◆ EXERCISE GOAL: Pull out every line below holding the word "Предприятием".

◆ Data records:
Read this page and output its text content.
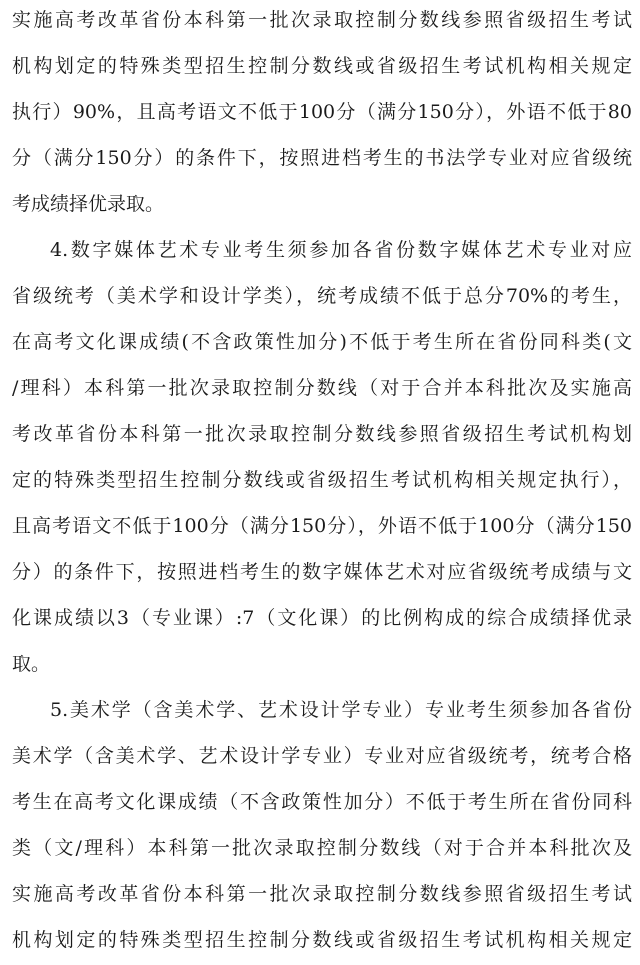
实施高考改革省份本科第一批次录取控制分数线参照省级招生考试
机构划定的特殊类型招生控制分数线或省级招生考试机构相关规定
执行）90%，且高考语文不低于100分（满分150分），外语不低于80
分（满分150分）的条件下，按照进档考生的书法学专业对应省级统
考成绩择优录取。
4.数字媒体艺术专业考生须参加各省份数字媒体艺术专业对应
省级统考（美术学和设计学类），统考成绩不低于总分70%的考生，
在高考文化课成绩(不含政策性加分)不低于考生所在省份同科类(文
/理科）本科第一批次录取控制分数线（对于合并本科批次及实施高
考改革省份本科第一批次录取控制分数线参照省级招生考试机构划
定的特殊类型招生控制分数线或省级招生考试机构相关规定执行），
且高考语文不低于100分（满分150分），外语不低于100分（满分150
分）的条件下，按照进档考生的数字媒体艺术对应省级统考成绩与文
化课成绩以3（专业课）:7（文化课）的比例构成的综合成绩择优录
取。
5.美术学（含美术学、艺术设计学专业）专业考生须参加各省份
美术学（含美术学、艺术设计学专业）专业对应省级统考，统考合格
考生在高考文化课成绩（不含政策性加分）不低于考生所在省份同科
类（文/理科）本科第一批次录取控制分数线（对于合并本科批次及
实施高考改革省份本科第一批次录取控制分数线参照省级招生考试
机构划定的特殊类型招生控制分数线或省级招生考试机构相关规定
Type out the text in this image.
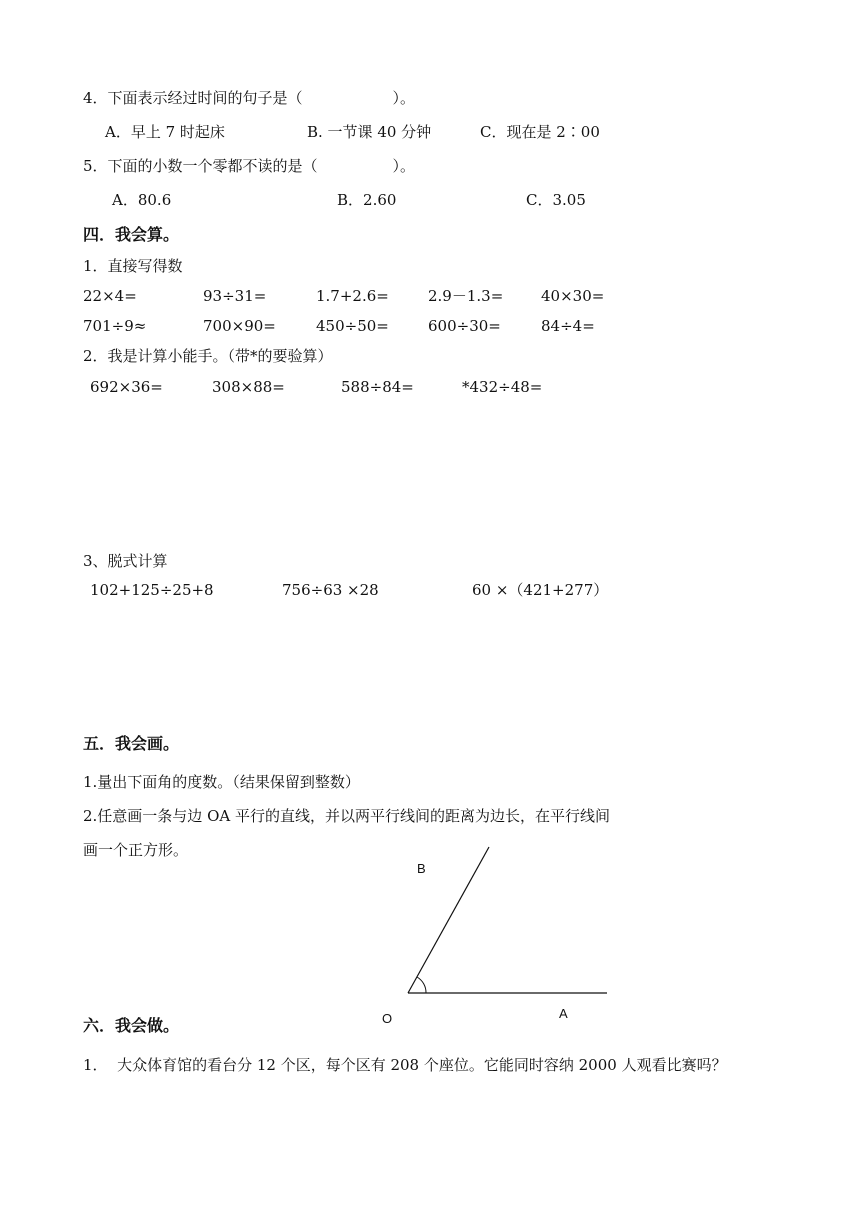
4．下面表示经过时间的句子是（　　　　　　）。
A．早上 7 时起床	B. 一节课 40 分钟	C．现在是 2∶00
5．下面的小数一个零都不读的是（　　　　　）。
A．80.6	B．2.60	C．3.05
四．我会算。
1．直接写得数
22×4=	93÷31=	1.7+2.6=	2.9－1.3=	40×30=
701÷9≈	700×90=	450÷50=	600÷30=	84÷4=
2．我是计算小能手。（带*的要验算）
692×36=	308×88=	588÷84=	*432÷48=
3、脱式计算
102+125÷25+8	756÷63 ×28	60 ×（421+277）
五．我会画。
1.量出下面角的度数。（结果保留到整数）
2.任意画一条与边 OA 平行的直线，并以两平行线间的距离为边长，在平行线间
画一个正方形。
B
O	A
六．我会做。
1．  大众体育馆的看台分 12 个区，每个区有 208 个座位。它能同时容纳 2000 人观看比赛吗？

--

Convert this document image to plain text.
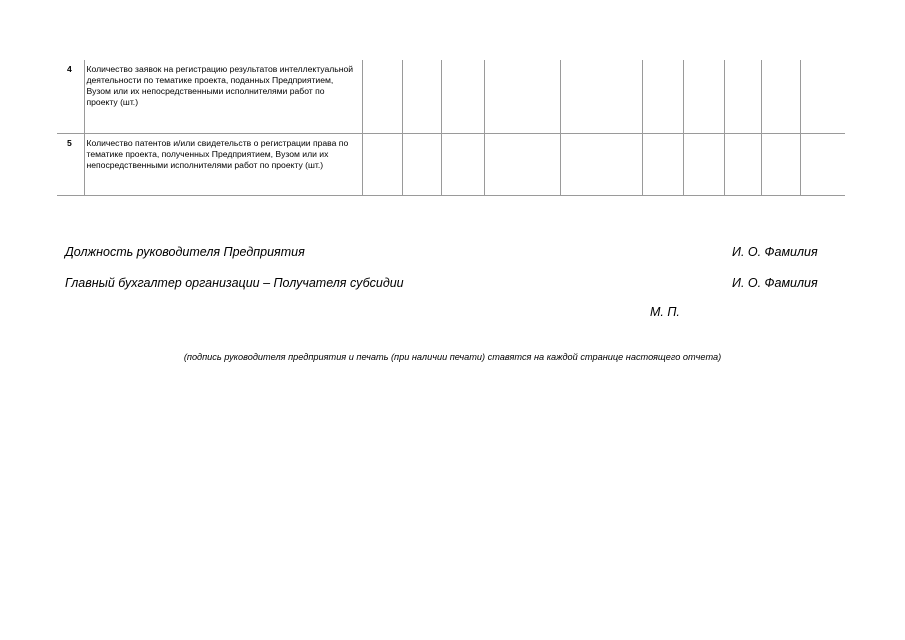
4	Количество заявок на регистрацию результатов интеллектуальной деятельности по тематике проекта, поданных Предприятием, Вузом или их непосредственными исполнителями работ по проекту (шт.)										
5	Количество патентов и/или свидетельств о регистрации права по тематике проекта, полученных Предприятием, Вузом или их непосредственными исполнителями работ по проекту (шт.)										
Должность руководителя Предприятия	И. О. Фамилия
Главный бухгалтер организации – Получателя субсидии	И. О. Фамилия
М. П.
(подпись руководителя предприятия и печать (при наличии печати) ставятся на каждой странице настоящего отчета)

◆ WRITTEN ANSWER:
4	Количество заявок на регистрацию результатов интеллектуальной деятельности по тематике проекта, поданных Предприятием, Вузом или их непосредственными исполнителями работ по проекту (шт.)										
5	Количество патентов и/или свидетельств о регистрации права по тематике проекта, полученных Предприятием, Вузом или их непосредственными исполнителями работ по проекту (шт.)										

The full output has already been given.